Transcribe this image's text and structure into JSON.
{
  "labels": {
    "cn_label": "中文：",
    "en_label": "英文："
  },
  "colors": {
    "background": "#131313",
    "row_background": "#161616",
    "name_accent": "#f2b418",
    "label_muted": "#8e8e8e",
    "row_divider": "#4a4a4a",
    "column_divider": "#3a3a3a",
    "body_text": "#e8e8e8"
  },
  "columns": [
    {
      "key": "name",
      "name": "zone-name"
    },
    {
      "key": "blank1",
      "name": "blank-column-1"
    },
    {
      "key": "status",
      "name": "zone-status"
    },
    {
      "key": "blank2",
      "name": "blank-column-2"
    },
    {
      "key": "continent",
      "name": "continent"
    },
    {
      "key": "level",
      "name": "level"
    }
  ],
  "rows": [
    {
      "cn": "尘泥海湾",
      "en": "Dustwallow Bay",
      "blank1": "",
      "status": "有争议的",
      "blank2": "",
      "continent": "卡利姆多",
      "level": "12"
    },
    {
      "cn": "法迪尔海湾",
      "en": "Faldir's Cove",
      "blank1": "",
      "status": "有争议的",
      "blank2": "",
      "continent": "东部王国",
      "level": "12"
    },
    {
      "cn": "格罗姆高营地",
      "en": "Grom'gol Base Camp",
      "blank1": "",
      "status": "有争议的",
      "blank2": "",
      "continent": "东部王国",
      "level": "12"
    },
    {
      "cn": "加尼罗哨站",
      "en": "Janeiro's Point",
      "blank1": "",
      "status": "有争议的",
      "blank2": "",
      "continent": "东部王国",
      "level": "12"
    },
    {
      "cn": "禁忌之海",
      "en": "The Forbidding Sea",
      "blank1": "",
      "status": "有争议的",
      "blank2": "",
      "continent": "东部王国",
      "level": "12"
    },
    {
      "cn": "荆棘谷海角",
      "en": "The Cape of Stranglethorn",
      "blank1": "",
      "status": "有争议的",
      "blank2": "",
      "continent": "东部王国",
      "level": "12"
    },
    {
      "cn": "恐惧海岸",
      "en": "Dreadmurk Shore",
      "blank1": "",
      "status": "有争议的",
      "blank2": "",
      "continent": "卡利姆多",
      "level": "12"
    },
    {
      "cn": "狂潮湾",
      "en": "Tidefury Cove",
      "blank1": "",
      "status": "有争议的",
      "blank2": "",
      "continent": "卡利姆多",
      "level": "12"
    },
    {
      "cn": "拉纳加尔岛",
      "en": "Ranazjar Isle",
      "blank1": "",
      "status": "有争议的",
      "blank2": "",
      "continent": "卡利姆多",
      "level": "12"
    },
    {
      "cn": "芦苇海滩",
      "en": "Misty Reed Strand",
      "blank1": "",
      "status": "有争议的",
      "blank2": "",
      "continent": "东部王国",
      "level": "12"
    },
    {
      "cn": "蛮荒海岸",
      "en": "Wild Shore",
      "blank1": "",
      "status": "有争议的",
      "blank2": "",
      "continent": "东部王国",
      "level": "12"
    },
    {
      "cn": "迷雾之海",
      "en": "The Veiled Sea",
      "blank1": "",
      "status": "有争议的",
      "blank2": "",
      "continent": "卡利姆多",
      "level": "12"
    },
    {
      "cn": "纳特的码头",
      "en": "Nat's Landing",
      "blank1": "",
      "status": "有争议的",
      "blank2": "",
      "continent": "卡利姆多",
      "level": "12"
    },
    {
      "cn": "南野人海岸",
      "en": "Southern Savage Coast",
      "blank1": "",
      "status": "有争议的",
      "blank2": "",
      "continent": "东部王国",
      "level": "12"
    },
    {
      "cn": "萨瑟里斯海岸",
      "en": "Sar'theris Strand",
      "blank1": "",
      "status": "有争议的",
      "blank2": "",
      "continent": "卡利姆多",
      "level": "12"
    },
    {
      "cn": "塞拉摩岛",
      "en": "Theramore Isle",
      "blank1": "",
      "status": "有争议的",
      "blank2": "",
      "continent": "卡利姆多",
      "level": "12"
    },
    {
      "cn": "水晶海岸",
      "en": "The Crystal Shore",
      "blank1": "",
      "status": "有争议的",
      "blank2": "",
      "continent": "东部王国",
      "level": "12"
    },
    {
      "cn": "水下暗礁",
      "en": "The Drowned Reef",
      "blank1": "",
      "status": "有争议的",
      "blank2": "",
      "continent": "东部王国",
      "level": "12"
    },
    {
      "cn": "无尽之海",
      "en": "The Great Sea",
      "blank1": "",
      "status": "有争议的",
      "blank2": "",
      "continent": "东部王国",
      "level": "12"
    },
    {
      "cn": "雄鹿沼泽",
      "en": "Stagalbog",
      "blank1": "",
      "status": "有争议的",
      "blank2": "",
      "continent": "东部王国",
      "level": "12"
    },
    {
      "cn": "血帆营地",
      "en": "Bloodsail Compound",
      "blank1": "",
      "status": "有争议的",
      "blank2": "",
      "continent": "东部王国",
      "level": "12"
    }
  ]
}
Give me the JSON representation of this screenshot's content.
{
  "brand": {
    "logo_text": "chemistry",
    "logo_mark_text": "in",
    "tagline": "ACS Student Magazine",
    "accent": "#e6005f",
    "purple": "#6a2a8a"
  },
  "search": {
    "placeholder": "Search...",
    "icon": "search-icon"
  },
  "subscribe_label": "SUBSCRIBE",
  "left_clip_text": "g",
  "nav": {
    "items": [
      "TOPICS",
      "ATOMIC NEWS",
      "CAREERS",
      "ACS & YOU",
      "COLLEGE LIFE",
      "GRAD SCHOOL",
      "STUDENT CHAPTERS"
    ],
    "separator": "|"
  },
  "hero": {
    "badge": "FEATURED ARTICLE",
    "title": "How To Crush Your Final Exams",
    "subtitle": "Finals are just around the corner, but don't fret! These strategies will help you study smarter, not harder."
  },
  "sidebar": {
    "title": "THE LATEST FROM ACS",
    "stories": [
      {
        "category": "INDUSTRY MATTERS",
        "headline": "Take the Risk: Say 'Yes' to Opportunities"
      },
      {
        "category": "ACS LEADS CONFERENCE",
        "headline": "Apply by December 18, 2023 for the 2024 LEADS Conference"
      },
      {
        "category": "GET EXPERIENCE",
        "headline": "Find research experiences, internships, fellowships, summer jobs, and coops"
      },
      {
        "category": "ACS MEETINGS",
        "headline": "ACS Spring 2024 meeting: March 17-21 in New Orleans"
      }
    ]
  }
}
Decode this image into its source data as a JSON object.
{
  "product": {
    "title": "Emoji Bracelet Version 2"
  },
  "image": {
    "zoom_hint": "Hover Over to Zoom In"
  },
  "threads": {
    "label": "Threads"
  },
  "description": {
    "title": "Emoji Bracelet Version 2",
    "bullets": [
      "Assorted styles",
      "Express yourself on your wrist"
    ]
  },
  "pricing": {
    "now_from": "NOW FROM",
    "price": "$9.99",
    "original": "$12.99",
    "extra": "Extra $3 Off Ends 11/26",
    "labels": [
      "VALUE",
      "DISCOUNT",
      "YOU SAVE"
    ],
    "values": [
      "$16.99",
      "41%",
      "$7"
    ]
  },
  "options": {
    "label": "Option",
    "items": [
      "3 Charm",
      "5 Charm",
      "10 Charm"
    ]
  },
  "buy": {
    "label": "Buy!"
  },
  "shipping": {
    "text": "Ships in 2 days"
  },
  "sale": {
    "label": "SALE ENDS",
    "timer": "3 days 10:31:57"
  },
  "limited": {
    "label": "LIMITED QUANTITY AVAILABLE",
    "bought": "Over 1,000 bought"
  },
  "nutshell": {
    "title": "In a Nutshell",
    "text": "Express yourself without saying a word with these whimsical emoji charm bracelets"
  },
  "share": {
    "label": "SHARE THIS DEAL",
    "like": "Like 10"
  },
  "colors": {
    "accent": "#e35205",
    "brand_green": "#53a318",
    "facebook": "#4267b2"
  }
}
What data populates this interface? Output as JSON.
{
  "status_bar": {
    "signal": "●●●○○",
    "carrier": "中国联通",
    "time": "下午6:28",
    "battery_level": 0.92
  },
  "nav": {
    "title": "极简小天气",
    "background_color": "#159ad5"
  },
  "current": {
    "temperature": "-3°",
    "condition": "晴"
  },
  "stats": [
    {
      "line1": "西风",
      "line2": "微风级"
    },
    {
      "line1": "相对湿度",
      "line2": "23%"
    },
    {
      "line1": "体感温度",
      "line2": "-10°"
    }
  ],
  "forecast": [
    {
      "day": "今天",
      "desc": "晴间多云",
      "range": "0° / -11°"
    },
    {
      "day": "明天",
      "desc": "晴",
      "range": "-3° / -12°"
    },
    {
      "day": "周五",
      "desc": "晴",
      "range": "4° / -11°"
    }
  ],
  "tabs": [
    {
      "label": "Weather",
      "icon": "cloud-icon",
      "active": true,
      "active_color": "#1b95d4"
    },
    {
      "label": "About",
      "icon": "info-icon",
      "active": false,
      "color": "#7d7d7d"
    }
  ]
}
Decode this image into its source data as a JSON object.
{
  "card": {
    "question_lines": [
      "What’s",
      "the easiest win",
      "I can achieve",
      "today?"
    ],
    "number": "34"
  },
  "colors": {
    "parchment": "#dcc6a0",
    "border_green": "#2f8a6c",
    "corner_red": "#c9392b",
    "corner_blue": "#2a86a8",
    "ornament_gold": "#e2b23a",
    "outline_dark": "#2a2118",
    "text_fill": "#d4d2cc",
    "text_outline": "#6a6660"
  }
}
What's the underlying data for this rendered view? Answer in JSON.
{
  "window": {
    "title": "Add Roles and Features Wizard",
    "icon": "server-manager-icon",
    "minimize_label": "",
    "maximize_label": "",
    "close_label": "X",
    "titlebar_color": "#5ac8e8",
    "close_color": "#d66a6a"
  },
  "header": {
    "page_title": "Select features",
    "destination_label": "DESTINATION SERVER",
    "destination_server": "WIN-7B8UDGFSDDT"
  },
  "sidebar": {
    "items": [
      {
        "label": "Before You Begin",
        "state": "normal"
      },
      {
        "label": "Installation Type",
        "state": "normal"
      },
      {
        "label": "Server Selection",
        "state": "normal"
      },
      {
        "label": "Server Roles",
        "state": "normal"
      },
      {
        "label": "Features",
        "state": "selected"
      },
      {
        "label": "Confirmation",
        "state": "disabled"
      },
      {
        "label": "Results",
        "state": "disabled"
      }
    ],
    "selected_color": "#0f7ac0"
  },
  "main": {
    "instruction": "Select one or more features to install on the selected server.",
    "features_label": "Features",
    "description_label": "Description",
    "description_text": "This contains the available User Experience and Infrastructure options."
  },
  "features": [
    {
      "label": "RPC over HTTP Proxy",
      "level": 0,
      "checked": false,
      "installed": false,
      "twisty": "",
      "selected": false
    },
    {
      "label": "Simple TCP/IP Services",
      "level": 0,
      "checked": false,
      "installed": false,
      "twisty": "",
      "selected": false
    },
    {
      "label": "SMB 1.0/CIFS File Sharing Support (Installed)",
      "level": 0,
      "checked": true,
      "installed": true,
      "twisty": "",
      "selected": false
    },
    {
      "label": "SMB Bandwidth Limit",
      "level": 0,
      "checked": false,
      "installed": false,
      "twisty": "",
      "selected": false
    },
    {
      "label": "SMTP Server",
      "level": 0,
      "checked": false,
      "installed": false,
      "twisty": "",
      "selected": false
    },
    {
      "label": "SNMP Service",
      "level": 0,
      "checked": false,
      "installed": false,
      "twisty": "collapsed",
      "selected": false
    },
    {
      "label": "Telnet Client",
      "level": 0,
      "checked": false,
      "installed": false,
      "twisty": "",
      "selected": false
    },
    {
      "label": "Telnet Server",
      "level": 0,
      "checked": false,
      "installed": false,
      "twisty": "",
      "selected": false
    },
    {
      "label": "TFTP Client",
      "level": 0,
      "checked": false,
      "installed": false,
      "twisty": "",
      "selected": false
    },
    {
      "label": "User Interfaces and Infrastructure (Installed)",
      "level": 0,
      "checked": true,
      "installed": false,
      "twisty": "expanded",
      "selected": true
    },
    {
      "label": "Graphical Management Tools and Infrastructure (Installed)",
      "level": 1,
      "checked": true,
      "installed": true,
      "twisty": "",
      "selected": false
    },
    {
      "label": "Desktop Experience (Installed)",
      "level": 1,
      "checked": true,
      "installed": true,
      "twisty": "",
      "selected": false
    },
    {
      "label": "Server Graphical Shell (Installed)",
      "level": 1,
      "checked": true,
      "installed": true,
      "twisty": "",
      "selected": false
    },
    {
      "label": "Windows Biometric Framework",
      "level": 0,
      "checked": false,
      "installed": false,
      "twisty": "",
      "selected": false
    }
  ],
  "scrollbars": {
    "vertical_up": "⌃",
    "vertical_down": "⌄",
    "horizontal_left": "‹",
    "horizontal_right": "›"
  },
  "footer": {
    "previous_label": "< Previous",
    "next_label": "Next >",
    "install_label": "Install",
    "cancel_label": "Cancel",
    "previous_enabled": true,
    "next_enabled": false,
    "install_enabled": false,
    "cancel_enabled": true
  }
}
____________________
Copy all lines from the material that hold "options".

FULL SOLUTION:
  "options": {
    "description_text": "This contains the available User Experience and Infrastructure options."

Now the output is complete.